• _Rows from a figure dataset_:
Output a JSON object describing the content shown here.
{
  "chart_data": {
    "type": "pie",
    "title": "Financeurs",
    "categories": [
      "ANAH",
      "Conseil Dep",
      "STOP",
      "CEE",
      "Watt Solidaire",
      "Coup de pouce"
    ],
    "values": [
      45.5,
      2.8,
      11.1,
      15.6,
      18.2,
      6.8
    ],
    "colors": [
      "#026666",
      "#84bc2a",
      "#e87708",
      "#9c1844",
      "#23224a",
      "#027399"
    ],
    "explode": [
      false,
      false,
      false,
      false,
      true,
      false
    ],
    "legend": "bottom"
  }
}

• _Task to carry out_: Take the entries above and transcribe them exactly.

• _Right answer_:
Output a JSON object describing the content shown here.
{
  "chart_data": {
    "type": "pie",
    "title": "Financeurs",
    "categories": [
      "ANAH",
      "Conseil Dep",
      "STOP",
      "CEE",
      "Watt Solidaire",
      "Coup de pouce"
    ],
    "values": [
      45.5,
      2.8,
      11.1,
      15.6,
      18.2,
      6.8
    ],
    "colors": [
      "#026666",
      "#84bc2a",
      "#e87708",
      "#9c1844",
      "#23224a",
      "#027399"
    ],
    "explode": [
      false,
      false,
      false,
      false,
      true,
      false
    ],
    "legend": "bottom"
  }
}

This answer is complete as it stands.